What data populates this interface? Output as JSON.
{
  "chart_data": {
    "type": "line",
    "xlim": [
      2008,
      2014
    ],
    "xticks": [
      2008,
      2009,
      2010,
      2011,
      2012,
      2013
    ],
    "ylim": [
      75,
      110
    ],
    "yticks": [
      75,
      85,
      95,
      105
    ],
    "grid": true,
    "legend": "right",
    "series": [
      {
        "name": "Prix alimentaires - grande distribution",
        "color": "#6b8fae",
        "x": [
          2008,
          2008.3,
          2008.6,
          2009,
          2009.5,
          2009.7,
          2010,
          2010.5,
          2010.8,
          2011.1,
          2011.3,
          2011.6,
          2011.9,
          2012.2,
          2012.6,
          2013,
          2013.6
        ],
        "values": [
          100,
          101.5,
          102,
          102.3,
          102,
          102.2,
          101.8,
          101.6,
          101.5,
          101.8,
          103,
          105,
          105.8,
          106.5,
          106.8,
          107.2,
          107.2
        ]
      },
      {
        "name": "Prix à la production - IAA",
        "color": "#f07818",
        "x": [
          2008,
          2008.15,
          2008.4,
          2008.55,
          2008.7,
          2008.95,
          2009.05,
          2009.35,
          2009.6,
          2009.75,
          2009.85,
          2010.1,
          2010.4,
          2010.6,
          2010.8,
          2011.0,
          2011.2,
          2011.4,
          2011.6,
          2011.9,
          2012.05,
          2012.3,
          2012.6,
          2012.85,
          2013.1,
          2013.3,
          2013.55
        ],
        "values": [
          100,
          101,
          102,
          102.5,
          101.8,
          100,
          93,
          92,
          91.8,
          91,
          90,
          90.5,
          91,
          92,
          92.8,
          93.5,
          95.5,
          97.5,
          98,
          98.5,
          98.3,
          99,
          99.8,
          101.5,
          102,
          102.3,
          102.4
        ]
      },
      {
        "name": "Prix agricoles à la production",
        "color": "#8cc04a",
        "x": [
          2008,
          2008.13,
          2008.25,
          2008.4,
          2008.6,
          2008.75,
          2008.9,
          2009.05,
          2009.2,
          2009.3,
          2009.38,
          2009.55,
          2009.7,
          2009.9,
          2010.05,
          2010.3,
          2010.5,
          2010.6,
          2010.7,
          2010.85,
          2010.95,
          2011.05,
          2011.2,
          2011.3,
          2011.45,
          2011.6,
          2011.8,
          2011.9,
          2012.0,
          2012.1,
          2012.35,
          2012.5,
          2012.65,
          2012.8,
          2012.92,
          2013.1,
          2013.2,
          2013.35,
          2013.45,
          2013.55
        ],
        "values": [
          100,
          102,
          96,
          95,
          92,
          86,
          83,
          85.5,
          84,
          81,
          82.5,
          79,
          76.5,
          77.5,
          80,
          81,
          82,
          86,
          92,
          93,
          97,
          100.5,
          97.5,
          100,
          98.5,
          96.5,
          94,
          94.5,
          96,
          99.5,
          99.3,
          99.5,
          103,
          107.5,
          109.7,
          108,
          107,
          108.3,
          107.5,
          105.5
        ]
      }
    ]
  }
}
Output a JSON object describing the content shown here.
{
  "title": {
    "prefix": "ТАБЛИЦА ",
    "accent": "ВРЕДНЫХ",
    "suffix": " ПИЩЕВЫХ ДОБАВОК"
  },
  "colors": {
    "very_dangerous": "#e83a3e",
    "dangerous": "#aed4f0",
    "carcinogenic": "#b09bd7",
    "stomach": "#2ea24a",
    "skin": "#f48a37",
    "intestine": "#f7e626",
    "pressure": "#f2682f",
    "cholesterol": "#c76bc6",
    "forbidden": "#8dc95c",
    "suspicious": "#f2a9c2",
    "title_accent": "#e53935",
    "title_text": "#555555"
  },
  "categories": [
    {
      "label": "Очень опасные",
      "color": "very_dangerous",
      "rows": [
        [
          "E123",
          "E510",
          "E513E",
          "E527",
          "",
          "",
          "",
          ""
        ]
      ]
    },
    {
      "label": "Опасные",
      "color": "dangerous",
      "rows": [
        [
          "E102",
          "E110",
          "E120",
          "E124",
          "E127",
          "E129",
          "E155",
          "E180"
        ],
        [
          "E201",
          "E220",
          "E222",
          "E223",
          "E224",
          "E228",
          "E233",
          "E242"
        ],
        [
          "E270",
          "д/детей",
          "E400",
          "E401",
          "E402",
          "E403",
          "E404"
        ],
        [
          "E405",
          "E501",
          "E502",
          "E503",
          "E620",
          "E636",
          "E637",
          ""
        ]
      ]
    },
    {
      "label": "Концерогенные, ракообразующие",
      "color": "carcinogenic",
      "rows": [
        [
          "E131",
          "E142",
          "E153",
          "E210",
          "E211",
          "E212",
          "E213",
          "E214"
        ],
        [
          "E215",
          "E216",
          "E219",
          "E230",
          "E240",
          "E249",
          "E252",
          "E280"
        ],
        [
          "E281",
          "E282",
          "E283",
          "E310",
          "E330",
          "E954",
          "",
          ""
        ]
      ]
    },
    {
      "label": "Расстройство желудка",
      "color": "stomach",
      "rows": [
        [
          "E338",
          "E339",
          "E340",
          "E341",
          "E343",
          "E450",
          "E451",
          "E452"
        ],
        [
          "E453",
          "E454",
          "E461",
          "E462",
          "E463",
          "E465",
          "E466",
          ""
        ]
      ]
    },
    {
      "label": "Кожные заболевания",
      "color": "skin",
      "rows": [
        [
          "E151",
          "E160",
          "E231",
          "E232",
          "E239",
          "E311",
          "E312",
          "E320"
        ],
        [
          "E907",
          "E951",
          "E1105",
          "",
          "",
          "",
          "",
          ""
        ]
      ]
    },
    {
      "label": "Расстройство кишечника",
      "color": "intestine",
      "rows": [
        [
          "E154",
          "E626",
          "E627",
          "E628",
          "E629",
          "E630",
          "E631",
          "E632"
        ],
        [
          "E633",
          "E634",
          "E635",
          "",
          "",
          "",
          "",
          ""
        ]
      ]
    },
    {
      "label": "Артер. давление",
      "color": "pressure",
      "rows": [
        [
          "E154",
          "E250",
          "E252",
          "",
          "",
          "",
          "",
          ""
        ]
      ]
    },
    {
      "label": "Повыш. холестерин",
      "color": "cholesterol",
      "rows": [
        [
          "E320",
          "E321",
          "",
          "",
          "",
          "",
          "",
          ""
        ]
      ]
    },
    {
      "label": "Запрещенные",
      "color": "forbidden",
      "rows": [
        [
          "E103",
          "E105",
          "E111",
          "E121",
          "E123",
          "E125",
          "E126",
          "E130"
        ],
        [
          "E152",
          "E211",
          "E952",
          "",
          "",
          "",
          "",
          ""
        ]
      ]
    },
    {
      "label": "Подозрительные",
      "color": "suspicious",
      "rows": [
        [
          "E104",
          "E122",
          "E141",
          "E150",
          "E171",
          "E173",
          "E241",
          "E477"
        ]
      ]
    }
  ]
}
○ ○ ○ ○ ○ ○ ○
Return the whole listing exactly.

What data populates this interface? Output as JSON.
{
  "chart_data": {
    "type": "line",
    "xlim": [
      2008,
      2014
    ],
    "xticks": [
      2008,
      2009,
      2010,
      2011,
      2012,
      2013
    ],
    "ylim": [
      75,
      110
    ],
    "yticks": [
      75,
      85,
      95,
      105
    ],
    "grid": true,
    "legend": "right",
    "series": [
      {
        "name": "Prix alimentaires - grande distribution",
        "color": "#6b8fae",
        "x": [
          2008,
          2008.3,
          2008.6,
          2009,
          2009.5,
          2009.7,
          2010,
          2010.5,
          2010.8,
          2011.1,
          2011.3,
          2011.6,
          2011.9,
          2012.2,
          2012.6,
          2013,
          2013.6
        ],
        "values": [
          100,
          101.5,
          102,
          102.3,
          102,
          102.2,
          101.8,
          101.6,
          101.5,
          101.8,
          103,
          105,
          105.8,
          106.5,
          106.8,
          107.2,
          107.2
        ]
      },
      {
        "name": "Prix à la production - IAA",
        "color": "#f07818",
        "x": [
          2008,
          2008.15,
          2008.4,
          2008.55,
          2008.7,
          2008.95,
          2009.05,
          2009.35,
          2009.6,
          2009.75,
          2009.85,
          2010.1,
          2010.4,
          2010.6,
          2010.8,
          2011.0,
          2011.2,
          2011.4,
          2011.6,
          2011.9,
          2012.05,
          2012.3,
          2012.6,
          2012.85,
          2013.1,
          2013.3,
          2013.55
        ],
        "values": [
          100,
          101,
          102,
          102.5,
          101.8,
          100,
          93,
          92,
          91.8,
          91,
          90,
          90.5,
          91,
          92,
          92.8,
          93.5,
          95.5,
          97.5,
          98,
          98.5,
          98.3,
          99,
          99.8,
          101.5,
          102,
          102.3,
          102.4
        ]
      },
      {
        "name": "Prix agricoles à la production",
        "color": "#8cc04a",
        "x": [
          2008,
          2008.13,
          2008.25,
          2008.4,
          2008.6,
          2008.75,
          2008.9,
          2009.05,
          2009.2,
          2009.3,
          2009.38,
          2009.55,
          2009.7,
          2009.9,
          2010.05,
          2010.3,
          2010.5,
          2010.6,
          2010.7,
          2010.85,
          2010.95,
          2011.05,
          2011.2,
          2011.3,
          2011.45,
          2011.6,
          2011.8,
          2011.9,
          2012.0,
          2012.1,
          2012.35,
          2012.5,
          2012.65,
          2012.8,
          2012.92,
          2013.1,
          2013.2,
          2013.35,
          2013.45,
          2013.55
        ],
        "values": [
          100,
          102,
          96,
          95,
          92,
          86,
          83,
          85.5,
          84,
          81,
          82.5,
          79,
          76.5,
          77.5,
          80,
          81,
          82,
          86,
          92,
          93,
          97,
          100.5,
          97.5,
          100,
          98.5,
          96.5,
          94,
          94.5,
          96,
          99.5,
          99.3,
          99.5,
          103,
          107.5,
          109.7,
          108,
          107,
          108.3,
          107.5,
          105.5
        ]
      }
    ]
  }
}
Output a JSON object describing the content shown here.
{
  "title": {
    "prefix": "ТАБЛИЦА ",
    "accent": "ВРЕДНЫХ",
    "suffix": " ПИЩЕВЫХ ДОБАВОК"
  },
  "colors": {
    "very_dangerous": "#e83a3e",
    "dangerous": "#aed4f0",
    "carcinogenic": "#b09bd7",
    "stomach": "#2ea24a",
    "skin": "#f48a37",
    "intestine": "#f7e626",
    "pressure": "#f2682f",
    "cholesterol": "#c76bc6",
    "forbidden": "#8dc95c",
    "suspicious": "#f2a9c2",
    "title_accent": "#e53935",
    "title_text": "#555555"
  },
  "categories": [
    {
      "label": "Очень опасные",
      "color": "very_dangerous",
      "rows": [
        [
          "E123",
          "E510",
          "E513E",
          "E527",
          "",
          "",
          "",
          ""
        ]
      ]
    },
    {
      "label": "Опасные",
      "color": "dangerous",
      "rows": [
        [
          "E102",
          "E110",
          "E120",
          "E124",
          "E127",
          "E129",
          "E155",
          "E180"
        ],
        [
          "E201",
          "E220",
          "E222",
          "E223",
          "E224",
          "E228",
          "E233",
          "E242"
        ],
        [
          "E270",
          "д/детей",
          "E400",
          "E401",
          "E402",
          "E403",
          "E404"
        ],
        [
          "E405",
          "E501",
          "E502",
          "E503",
          "E620",
          "E636",
          "E637",
          ""
        ]
      ]
    },
    {
      "label": "Концерогенные, ракообразующие",
      "color": "carcinogenic",
      "rows": [
        [
          "E131",
          "E142",
          "E153",
          "E210",
          "E211",
          "E212",
          "E213",
          "E214"
        ],
        [
          "E215",
          "E216",
          "E219",
          "E230",
          "E240",
          "E249",
          "E252",
          "E280"
        ],
        [
          "E281",
          "E282",
          "E283",
          "E310",
          "E330",
          "E954",
          "",
          ""
        ]
      ]
    },
    {
      "label": "Расстройство желудка",
      "color": "stomach",
      "rows": [
        [
          "E338",
          "E339",
          "E340",
          "E341",
          "E343",
          "E450",
          "E451",
          "E452"
        ],
        [
          "E453",
          "E454",
          "E461",
          "E462",
          "E463",
          "E465",
          "E466",
          ""
        ]
      ]
    },
    {
      "label": "Кожные заболевания",
      "color": "skin",
      "rows": [
        [
          "E151",
          "E160",
          "E231",
          "E232",
          "E239",
          "E311",
          "E312",
          "E320"
        ],
        [
          "E907",
          "E951",
          "E1105",
          "",
          "",
          "",
          "",
          ""
        ]
      ]
    },
    {
      "label": "Расстройство кишечника",
      "color": "intestine",
      "rows": [
        [
          "E154",
          "E626",
          "E627",
          "E628",
          "E629",
          "E630",
          "E631",
          "E632"
        ],
        [
          "E633",
          "E634",
          "E635",
          "",
          "",
          "",
          "",
          ""
        ]
      ]
    },
    {
      "label": "Артер. давление",
      "color": "pressure",
      "rows": [
        [
          "E154",
          "E250",
          "E252",
          "",
          "",
          "",
          "",
          ""
        ]
      ]
    },
    {
      "label": "Повыш. холестерин",
      "color": "cholesterol",
      "rows": [
        [
          "E320",
          "E321",
          "",
          "",
          "",
          "",
          "",
          ""
        ]
      ]
    },
    {
      "label": "Запрещенные",
      "color": "forbidden",
      "rows": [
        [
          "E103",
          "E105",
          "E111",
          "E121",
          "E123",
          "E125",
          "E126",
          "E130"
        ],
        [
          "E152",
          "E211",
          "E952",
          "",
          "",
          "",
          "",
          ""
        ]
      ]
    },
    {
      "label": "Подозрительные",
      "color": "suspicious",
      "rows": [
        [
          "E104",
          "E122",
          "E141",
          "E150",
          "E171",
          "E173",
          "E241",
          "E477"
        ]
      ]
    }
  ]
}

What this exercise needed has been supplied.